Work instruction »
Please render this sentence from the page excerpt on Waldenström macroglobulinemia treatment in Spanish: "Patients presenting with symptoms that include symptomatic hyperviscosity, moderate to severe hemolytic anemia, and symptomatic cryoglobulinemia need immediate treatment."

Treatment recommendations for Waldenström macroglobulinemia have been updated based on the advice of a task force convened at the Eighth International Workshop on Waldenström Macroglobulinemia; the guidelines have been published in Blood.
The task force was impaneled to review recently published and ongoing clinical trial data as well as the impact of the newly recognized mutations MYD88 and CXCR4 on treatment decisions, indications for B-cell receptor and proteasome inhibitors, and future clinical trial initiatives.
The panel reiterated that the criteria for initiating therapy include immunoglobulin M (IgM)-related complications and/or symptoms that are related to direct involvement of the bone marrow by tumor cells, constitutional symptoms, and bulky extramedullary disease. Patients presenting with symptoms that include symptomatic hyperviscosity, moderate to severe hemolytic anemia, and symptomatic cryoglobulinemia need immediate treatment.
Close observation is recommended for the subgroup of patients who do not really fulfill the criteria for a diagnosis of Waldenström macroglobulinemia (WM), and whose laboratory findings may be the only indicator of the presence of a progressive disease.

Extracted entries »
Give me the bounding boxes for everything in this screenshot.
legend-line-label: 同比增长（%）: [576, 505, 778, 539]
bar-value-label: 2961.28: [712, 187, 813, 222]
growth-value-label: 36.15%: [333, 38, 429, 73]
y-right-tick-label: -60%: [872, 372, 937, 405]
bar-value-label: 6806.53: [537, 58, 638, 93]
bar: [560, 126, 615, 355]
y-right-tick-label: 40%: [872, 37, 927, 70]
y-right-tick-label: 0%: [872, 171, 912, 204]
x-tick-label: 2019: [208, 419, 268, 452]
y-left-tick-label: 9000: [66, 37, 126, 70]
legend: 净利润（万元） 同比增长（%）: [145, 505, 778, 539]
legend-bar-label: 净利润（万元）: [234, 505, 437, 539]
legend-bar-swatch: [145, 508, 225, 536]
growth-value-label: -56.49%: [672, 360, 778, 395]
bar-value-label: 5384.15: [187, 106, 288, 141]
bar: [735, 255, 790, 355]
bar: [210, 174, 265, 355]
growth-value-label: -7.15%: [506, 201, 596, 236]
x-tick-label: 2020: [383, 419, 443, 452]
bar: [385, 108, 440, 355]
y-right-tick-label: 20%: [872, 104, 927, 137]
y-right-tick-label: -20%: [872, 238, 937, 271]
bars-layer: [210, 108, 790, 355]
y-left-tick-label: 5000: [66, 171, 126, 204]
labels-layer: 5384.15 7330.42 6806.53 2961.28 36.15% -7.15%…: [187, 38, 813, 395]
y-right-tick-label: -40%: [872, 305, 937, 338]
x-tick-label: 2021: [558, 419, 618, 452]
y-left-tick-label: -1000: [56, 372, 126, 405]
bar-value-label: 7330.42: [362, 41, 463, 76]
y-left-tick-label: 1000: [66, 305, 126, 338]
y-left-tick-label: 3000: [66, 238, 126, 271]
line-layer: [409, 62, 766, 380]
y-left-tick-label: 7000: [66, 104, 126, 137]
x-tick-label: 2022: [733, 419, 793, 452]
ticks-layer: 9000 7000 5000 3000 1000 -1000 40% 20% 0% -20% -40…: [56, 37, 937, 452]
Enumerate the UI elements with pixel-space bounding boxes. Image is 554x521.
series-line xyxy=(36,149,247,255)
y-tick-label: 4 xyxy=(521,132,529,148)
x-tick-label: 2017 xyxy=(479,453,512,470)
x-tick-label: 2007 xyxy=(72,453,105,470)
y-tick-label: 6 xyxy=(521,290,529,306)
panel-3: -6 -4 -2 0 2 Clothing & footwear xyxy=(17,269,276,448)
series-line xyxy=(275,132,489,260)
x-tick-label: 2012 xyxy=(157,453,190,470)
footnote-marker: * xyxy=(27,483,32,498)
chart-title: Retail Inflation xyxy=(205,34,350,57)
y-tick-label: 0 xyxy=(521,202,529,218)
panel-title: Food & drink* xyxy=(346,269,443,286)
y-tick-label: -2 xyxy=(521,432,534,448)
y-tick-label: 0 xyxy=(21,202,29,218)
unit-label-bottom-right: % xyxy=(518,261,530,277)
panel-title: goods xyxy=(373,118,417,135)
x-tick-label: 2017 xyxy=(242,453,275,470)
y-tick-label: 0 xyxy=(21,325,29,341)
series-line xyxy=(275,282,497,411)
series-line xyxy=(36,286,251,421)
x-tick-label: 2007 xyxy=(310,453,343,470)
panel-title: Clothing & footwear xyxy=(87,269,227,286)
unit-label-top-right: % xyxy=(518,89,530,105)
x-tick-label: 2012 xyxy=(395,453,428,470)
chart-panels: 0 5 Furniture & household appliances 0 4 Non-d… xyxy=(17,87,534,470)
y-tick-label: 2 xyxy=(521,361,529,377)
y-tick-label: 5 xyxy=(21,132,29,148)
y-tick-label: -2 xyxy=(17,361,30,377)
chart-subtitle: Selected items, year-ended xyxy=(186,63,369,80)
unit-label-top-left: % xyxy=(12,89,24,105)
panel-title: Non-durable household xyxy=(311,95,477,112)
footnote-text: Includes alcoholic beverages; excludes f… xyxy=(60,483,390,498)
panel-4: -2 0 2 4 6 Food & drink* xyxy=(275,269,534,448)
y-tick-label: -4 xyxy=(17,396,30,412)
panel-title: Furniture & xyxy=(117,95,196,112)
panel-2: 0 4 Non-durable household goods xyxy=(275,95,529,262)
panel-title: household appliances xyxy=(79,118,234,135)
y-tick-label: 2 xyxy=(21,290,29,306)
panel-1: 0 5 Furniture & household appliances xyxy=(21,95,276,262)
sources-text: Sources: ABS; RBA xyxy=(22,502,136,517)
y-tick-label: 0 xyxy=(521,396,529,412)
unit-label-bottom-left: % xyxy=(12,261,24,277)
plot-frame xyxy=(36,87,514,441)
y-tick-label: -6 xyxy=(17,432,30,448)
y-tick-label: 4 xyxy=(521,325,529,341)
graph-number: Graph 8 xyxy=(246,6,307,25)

Answer section »
Los pacientes que presentan síntomas que incluyen hiperviscosidad sintomática, anemia hemolítica de moderada a grave y crioglobulinemia sintomática necesitan tratamiento inmediato.